┏━━
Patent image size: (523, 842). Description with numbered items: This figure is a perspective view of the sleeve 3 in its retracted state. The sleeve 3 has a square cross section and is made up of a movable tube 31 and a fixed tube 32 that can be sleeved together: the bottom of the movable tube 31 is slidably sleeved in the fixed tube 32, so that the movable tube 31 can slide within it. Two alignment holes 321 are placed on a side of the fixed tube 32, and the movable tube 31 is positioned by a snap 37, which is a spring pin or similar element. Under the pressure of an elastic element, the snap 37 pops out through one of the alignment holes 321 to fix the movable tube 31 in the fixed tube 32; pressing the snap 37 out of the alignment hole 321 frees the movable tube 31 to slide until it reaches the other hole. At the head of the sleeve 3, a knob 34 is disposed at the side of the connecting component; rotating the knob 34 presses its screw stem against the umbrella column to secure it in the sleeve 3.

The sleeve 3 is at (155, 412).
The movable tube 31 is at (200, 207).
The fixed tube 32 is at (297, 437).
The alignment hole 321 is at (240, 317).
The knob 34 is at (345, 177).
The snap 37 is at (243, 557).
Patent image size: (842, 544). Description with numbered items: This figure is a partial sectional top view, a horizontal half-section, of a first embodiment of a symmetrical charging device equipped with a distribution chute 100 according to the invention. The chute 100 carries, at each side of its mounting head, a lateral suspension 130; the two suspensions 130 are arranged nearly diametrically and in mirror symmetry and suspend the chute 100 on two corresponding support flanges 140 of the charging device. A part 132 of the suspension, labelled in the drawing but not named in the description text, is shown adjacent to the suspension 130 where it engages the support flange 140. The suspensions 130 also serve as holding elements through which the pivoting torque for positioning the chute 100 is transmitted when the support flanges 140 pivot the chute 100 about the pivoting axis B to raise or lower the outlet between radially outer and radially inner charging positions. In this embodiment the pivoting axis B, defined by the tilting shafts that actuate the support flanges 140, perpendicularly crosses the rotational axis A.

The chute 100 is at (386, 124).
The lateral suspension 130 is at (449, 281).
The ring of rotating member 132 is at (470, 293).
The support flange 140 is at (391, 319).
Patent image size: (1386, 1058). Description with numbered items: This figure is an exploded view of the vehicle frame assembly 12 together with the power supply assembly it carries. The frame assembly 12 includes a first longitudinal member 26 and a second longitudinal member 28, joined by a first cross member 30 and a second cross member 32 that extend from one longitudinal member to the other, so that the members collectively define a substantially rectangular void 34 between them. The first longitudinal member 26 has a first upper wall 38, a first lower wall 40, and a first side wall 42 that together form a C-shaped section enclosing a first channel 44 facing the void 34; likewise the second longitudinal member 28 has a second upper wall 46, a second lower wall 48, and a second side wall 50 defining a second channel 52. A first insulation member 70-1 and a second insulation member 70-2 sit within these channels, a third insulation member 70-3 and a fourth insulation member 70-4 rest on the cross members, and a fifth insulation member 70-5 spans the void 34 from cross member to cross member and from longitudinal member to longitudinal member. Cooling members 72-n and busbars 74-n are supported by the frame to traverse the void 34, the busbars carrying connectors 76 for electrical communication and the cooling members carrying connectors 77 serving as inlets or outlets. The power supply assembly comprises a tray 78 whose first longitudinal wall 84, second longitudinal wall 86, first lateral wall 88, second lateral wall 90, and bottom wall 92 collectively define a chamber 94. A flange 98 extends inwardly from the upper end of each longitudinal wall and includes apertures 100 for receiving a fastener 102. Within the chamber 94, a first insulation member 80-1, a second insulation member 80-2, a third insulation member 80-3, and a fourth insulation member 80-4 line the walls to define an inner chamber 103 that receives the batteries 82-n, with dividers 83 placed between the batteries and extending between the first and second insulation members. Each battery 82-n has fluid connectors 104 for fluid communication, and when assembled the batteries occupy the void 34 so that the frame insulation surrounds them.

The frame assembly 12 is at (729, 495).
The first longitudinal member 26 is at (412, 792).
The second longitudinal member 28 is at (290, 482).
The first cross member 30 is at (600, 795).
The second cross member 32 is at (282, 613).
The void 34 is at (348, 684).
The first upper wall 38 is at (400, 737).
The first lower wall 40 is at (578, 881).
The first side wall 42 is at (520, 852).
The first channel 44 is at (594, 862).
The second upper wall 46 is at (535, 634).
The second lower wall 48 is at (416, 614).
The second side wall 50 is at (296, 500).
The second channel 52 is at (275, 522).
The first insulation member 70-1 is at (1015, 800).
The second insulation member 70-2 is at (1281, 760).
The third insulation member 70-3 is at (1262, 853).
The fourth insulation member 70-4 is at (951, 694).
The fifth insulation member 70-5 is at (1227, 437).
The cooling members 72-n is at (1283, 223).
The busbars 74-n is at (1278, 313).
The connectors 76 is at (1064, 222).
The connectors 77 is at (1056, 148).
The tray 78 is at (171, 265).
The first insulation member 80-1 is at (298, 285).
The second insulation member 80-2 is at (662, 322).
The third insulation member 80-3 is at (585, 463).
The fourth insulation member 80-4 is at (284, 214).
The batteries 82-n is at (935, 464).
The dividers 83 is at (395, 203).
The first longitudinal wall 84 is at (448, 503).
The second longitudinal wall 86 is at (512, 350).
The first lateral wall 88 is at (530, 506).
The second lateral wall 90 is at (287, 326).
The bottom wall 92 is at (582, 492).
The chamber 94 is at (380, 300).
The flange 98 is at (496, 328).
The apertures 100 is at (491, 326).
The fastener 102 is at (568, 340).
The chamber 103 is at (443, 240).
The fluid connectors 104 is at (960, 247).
┗━━
* **DIRECTION**
Reproduce every item above line for line, keeping each word, number, and mark of punctuation unchanged.

* **PROBLEM SOLUTION**
Patent image size: (523, 842). Description with numbered items: This figure is a perspective view of the sleeve 3 in its retracted state. The sleeve 3 has a square cross section and is made up of a movable tube 31 and a fixed tube 32 that can be sleeved together: the bottom of the movable tube 31 is slidably sleeved in the fixed tube 32, so that the movable tube 31 can slide within it. Two alignment holes 321 are placed on a side of the fixed tube 32, and the movable tube 31 is positioned by a snap 37, which is a spring pin or similar element. Under the pressure of an elastic element, the snap 37 pops out through one of the alignment holes 321 to fix the movable tube 31 in the fixed tube 32; pressing the snap 37 out of the alignment hole 321 frees the movable tube 31 to slide until it reaches the other hole. At the head of the sleeve 3, a knob 34 is disposed at the side of the connecting component; rotating the knob 34 presses its screw stem against the umbrella column to secure it in the sleeve 3.

The sleeve 3 is at (155, 412).
The movable tube 31 is at (200, 207).
The fixed tube 32 is at (297, 437).
The alignment hole 321 is at (240, 317).
The knob 34 is at (345, 177).
The snap 37 is at (243, 557).
Patent image size: (842, 544). Description with numbered items: This figure is a partial sectional top view, a horizontal half-section, of a first embodiment of a symmetrical charging device equipped with a distribution chute 100 according to the invention. The chute 100 carries, at each side of its mounting head, a lateral suspension 130; the two suspensions 130 are arranged nearly diametrically and in mirror symmetry and suspend the chute 100 on two corresponding support flanges 140 of the charging device. A part 132 of the suspension, labelled in the drawing but not named in the description text, is shown adjacent to the suspension 130 where it engages the support flange 140. The suspensions 130 also serve as holding elements through which the pivoting torque for positioning the chute 100 is transmitted when the support flanges 140 pivot the chute 100 about the pivoting axis B to raise or lower the outlet between radially outer and radially inner charging positions. In this embodiment the pivoting axis B, defined by the tilting shafts that actuate the support flanges 140, perpendicularly crosses the rotational axis A.

The chute 100 is at (386, 124).
The lateral suspension 130 is at (449, 281).
The ring of rotating member 132 is at (470, 293).
The support flange 140 is at (391, 319).
Patent image size: (1386, 1058). Description with numbered items: This figure is an exploded view of the vehicle frame assembly 12 together with the power supply assembly it carries. The frame assembly 12 includes a first longitudinal member 26 and a second longitudinal member 28, joined by a first cross member 30 and a second cross member 32 that extend from one longitudinal member to the other, so that the members collectively define a substantially rectangular void 34 between them. The first longitudinal member 26 has a first upper wall 38, a first lower wall 40, and a first side wall 42 that together form a C-shaped section enclosing a first channel 44 facing the void 34; likewise the second longitudinal member 28 has a second upper wall 46, a second lower wall 48, and a second side wall 50 defining a second channel 52. A first insulation member 70-1 and a second insulation member 70-2 sit within these channels, a third insulation member 70-3 and a fourth insulation member 70-4 rest on the cross members, and a fifth insulation member 70-5 spans the void 34 from cross member to cross member and from longitudinal member to longitudinal member. Cooling members 72-n and busbars 74-n are supported by the frame to traverse the void 34, the busbars carrying connectors 76 for electrical communication and the cooling members carrying connectors 77 serving as inlets or outlets. The power supply assembly comprises a tray 78 whose first longitudinal wall 84, second longitudinal wall 86, first lateral wall 88, second lateral wall 90, and bottom wall 92 collectively define a chamber 94. A flange 98 extends inwardly from the upper end of each longitudinal wall and includes apertures 100 for receiving a fastener 102. Within the chamber 94, a first insulation member 80-1, a second insulation member 80-2, a third insulation member 80-3, and a fourth insulation member 80-4 line the walls to define an inner chamber 103 that receives the batteries 82-n, with dividers 83 placed between the batteries and extending between the first and second insulation members. Each battery 82-n has fluid connectors 104 for fluid communication, and when assembled the batteries occupy the void 34 so that the frame insulation surrounds them.

The frame assembly 12 is at (729, 495).
The first longitudinal member 26 is at (412, 792).
The second longitudinal member 28 is at (290, 482).
The first cross member 30 is at (600, 795).
The second cross member 32 is at (282, 613).
The void 34 is at (348, 684).
The first upper wall 38 is at (400, 737).
The first lower wall 40 is at (578, 881).
The first side wall 42 is at (520, 852).
The first channel 44 is at (594, 862).
The second upper wall 46 is at (535, 634).
The second lower wall 48 is at (416, 614).
The second side wall 50 is at (296, 500).
The second channel 52 is at (275, 522).
The first insulation member 70-1 is at (1015, 800).
The second insulation member 70-2 is at (1281, 760).
The third insulation member 70-3 is at (1262, 853).
The fourth insulation member 70-4 is at (951, 694).
The fifth insulation member 70-5 is at (1227, 437).
The cooling members 72-n is at (1283, 223).
The busbars 74-n is at (1278, 313).
The connectors 76 is at (1064, 222).
The connectors 77 is at (1056, 148).
The tray 78 is at (171, 265).
The first insulation member 80-1 is at (298, 285).
The second insulation member 80-2 is at (662, 322).
The third insulation member 80-3 is at (585, 463).
The fourth insulation member 80-4 is at (284, 214).
The batteries 82-n is at (935, 464).
The dividers 83 is at (395, 203).
The first longitudinal wall 84 is at (448, 503).
The second longitudinal wall 86 is at (512, 350).
The first lateral wall 88 is at (530, 506).
The second lateral wall 90 is at (287, 326).
The bottom wall 92 is at (582, 492).
The chamber 94 is at (380, 300).
The flange 98 is at (496, 328).
The apertures 100 is at (491, 326).
The fastener 102 is at (568, 340).
The chamber 103 is at (443, 240).
The fluid connectors 104 is at (960, 247).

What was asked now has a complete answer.